* **YOUR INSTRUCTIONS**: Please report every line from the material that contains the word "Latest".

________

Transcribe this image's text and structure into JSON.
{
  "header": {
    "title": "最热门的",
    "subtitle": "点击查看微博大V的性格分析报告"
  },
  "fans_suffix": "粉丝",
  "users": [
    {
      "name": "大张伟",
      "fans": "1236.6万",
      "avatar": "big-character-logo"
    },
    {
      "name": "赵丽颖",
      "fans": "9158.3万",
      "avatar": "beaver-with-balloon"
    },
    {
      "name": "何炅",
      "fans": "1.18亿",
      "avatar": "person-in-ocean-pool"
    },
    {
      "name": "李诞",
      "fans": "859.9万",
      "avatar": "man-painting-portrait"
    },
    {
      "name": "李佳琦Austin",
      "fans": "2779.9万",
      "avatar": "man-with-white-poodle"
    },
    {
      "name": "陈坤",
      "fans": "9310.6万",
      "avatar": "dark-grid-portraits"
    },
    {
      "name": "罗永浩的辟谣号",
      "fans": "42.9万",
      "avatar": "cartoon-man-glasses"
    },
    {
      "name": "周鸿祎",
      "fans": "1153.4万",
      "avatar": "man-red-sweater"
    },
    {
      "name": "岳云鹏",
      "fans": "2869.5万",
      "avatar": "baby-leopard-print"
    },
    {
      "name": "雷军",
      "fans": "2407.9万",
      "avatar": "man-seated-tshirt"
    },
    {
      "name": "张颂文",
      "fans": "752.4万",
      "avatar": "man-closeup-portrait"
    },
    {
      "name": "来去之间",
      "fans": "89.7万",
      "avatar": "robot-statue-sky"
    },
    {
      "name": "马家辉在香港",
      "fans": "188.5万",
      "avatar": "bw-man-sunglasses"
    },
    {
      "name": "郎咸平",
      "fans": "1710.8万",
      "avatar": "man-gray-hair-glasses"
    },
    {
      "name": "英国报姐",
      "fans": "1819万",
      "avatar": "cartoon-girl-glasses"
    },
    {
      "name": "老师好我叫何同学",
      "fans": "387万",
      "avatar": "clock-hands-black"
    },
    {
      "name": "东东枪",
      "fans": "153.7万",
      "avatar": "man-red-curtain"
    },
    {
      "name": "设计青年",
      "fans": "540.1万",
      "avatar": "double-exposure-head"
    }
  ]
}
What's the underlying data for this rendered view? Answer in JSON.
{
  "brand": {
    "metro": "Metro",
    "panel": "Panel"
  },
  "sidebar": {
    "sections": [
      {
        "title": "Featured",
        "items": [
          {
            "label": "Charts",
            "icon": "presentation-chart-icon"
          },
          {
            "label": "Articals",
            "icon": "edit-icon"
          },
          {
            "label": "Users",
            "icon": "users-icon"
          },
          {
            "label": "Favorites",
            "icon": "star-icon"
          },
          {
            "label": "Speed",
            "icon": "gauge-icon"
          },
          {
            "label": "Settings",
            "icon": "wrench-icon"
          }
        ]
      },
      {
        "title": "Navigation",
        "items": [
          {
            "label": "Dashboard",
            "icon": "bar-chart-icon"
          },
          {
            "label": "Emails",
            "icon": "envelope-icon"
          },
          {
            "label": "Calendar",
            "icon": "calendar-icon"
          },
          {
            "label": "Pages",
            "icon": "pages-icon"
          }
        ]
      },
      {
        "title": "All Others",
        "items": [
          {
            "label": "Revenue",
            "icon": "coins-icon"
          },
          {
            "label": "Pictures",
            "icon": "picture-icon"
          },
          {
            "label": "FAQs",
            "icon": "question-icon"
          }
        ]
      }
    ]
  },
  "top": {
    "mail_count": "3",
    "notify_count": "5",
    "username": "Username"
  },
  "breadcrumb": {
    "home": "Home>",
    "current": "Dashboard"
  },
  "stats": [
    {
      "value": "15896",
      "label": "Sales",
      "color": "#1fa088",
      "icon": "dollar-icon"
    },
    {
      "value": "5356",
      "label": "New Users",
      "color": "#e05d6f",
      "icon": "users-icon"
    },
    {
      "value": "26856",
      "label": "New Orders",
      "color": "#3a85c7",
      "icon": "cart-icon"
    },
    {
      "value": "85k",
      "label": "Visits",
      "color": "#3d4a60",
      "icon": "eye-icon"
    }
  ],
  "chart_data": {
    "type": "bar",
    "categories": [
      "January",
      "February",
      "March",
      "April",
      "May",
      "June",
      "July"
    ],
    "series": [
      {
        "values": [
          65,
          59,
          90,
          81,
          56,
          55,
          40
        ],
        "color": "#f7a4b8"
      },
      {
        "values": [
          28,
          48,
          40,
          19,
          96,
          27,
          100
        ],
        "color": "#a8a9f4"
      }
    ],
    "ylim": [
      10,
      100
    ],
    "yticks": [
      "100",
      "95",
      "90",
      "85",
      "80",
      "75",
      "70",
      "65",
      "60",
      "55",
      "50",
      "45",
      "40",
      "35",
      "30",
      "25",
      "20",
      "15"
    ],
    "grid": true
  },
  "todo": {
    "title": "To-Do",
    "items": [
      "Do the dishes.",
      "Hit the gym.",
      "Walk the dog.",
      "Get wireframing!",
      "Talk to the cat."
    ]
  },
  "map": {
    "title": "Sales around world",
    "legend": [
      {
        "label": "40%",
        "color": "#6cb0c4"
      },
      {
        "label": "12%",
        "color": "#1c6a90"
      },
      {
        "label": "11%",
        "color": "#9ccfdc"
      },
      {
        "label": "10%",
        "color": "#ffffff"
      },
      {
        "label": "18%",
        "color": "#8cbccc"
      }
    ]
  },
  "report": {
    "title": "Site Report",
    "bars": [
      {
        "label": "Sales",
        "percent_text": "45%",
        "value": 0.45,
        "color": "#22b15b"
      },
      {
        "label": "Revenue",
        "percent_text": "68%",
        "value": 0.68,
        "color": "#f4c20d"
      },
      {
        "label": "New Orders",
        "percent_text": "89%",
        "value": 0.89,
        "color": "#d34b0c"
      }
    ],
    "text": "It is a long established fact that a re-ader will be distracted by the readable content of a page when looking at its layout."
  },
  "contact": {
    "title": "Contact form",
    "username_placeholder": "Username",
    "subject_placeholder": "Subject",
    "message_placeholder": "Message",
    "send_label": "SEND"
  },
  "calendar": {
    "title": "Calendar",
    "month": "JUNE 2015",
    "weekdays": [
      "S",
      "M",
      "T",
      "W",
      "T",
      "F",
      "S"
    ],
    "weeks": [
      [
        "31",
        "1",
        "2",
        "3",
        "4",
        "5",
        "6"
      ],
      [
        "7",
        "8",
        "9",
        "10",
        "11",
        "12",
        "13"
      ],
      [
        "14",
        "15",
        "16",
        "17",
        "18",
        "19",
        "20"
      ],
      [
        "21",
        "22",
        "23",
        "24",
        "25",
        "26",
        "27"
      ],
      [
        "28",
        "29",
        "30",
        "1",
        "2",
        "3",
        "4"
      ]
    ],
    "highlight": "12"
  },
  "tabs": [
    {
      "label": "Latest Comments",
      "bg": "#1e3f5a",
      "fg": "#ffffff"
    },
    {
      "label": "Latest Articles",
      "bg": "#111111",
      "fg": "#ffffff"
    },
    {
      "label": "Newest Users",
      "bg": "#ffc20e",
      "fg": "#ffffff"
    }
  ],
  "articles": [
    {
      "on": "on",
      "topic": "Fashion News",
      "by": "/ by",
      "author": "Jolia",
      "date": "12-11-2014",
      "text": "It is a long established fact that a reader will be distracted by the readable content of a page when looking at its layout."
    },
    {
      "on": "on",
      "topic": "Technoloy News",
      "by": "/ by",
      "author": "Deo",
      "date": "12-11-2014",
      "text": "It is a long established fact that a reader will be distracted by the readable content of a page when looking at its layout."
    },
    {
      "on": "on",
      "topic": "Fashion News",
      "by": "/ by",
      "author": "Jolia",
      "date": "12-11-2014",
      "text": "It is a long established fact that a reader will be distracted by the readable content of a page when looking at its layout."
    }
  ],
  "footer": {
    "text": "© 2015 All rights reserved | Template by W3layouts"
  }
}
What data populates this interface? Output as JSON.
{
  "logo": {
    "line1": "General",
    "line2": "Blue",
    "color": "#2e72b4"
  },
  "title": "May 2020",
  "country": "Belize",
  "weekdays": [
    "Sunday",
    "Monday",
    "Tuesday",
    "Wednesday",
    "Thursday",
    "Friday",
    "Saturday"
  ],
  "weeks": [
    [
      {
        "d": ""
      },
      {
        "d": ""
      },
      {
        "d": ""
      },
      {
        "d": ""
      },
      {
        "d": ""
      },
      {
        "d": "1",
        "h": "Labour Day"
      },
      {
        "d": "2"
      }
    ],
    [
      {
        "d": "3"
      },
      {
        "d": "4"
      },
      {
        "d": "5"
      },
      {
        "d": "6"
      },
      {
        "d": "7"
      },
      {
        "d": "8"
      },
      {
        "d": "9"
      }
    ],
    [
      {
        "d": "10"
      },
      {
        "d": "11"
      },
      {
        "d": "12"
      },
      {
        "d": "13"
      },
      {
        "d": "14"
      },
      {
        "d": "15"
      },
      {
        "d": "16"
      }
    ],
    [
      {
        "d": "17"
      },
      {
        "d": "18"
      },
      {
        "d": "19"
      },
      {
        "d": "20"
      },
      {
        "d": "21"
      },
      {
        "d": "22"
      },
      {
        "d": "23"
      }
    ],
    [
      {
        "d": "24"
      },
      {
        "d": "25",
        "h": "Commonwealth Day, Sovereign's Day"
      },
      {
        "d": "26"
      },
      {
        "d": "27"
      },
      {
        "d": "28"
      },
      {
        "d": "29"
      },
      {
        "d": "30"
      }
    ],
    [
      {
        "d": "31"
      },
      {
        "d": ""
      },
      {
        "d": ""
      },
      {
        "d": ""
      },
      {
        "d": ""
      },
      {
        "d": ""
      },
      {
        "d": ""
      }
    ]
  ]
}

________

* **RESULT**:
      "label": "Latest Comments",
      "label": "Latest Articles",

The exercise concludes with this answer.